Exercise description:
Below are some entries. Copy each line that holds the string "我心向党".

:: Provided records

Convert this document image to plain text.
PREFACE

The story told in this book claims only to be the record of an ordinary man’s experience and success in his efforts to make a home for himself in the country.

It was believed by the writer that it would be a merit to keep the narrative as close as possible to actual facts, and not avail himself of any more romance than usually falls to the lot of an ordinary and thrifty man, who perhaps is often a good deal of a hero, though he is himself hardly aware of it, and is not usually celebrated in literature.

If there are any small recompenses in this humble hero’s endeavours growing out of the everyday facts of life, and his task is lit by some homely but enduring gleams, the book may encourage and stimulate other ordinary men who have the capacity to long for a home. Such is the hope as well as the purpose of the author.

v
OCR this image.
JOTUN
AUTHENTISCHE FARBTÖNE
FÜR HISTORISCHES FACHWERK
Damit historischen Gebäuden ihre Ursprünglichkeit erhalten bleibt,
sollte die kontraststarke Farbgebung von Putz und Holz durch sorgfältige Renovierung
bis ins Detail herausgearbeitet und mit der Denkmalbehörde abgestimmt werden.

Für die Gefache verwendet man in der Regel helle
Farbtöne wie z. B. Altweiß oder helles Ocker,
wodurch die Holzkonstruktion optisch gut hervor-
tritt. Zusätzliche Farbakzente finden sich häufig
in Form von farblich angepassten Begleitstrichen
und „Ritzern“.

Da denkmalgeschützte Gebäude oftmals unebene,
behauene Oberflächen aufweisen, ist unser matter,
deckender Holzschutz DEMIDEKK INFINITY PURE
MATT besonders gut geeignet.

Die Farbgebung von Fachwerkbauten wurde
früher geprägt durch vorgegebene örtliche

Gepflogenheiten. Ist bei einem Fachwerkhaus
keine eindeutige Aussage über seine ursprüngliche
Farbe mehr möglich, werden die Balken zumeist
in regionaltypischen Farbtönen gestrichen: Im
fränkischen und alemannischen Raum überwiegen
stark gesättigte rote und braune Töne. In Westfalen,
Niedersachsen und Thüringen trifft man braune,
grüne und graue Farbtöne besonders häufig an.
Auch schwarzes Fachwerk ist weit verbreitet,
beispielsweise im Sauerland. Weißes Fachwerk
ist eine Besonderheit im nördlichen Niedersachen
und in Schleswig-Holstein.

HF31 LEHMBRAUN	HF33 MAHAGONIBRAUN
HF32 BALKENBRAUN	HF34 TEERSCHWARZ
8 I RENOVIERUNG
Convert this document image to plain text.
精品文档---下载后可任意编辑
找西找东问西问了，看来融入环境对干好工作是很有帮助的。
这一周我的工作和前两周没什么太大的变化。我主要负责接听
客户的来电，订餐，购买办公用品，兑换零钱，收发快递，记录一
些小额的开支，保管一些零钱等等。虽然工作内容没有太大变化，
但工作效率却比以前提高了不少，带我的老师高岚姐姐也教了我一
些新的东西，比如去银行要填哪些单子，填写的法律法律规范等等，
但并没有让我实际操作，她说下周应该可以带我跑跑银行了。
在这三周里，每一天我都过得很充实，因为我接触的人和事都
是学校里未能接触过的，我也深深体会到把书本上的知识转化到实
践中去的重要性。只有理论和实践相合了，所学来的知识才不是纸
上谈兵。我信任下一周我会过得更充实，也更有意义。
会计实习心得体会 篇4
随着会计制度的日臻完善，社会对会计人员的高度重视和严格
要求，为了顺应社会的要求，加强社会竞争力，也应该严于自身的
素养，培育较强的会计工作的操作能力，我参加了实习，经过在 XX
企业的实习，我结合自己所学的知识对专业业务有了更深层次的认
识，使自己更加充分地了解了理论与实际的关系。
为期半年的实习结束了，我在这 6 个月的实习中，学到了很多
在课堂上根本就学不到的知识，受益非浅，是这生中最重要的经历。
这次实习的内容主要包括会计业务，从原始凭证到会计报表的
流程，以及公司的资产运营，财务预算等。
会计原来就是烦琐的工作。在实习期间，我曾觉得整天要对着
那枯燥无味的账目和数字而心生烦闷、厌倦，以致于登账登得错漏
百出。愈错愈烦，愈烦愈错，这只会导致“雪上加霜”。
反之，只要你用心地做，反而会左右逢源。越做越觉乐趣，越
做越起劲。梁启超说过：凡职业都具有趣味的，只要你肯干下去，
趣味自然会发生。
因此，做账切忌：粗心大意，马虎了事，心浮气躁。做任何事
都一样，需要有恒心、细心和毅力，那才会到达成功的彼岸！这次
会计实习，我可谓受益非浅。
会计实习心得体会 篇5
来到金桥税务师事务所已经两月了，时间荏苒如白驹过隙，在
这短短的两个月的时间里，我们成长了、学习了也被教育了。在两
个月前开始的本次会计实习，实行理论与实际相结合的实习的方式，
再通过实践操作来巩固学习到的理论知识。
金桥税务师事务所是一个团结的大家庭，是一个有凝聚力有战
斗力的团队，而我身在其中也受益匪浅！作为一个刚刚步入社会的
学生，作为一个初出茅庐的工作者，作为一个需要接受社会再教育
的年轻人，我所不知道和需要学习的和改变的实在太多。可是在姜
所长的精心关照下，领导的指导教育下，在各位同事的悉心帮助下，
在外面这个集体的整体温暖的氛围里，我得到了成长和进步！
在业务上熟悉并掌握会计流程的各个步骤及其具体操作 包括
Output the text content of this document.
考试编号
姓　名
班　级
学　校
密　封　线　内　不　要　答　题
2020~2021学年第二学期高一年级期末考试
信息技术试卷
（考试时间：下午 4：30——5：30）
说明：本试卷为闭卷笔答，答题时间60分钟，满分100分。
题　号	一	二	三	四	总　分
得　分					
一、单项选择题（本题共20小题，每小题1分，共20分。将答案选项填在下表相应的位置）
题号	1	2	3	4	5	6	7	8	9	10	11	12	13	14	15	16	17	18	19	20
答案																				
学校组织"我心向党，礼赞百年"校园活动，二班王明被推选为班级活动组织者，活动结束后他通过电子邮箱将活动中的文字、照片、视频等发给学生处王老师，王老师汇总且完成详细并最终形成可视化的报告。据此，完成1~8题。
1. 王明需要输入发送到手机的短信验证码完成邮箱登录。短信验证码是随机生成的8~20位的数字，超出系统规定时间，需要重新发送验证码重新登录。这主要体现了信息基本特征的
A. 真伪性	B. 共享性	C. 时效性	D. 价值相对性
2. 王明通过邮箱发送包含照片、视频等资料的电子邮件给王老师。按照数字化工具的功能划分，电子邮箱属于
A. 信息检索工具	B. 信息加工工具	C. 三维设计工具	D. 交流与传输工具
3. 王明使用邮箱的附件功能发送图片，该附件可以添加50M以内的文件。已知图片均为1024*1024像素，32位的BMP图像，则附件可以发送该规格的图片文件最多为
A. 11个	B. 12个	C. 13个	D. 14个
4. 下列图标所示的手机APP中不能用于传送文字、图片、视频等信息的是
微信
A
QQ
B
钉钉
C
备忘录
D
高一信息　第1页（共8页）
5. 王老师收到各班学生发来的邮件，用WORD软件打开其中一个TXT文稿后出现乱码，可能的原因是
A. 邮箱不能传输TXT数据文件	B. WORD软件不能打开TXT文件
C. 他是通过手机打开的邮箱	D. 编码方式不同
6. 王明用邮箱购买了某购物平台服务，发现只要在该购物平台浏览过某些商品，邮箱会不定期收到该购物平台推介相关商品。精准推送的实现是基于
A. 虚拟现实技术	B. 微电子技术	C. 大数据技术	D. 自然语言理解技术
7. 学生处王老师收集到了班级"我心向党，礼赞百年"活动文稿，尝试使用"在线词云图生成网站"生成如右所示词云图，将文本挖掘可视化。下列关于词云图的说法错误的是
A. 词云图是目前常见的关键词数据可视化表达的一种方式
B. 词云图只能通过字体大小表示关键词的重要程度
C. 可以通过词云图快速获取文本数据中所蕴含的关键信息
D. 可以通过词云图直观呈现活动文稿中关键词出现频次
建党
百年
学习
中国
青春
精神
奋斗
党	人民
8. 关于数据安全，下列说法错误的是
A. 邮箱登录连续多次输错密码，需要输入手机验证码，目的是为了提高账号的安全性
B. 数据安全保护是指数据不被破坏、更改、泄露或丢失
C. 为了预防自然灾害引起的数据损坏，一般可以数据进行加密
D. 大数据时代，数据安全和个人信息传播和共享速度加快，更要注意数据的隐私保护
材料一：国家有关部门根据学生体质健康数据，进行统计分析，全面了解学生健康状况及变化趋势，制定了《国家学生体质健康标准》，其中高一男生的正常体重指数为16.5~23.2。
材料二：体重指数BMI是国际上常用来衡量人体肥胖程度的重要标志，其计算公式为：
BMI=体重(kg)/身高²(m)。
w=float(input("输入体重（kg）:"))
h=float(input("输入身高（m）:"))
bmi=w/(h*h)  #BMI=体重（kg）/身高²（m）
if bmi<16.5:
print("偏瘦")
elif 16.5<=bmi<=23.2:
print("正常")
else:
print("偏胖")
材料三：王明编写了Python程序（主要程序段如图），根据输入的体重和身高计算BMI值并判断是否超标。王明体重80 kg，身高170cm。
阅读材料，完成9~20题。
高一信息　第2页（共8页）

::::

Result of the task:
学校组织"我心向党，礼赞百年"校园活动，二班王明被推选为班级活动组织者，活动结束后他通过电子邮箱将活动中的文字、照片、视频等发给学生处王老师，王老师汇总且完成详细并最终形成可视化的报告。据此，完成1~8题。
7. 学生处王老师收集到了班级"我心向党，礼赞百年"活动文稿，尝试使用"在线词云图生成网站"生成如右所示词云图，将文本挖掘可视化。下列关于词云图的说法错误的是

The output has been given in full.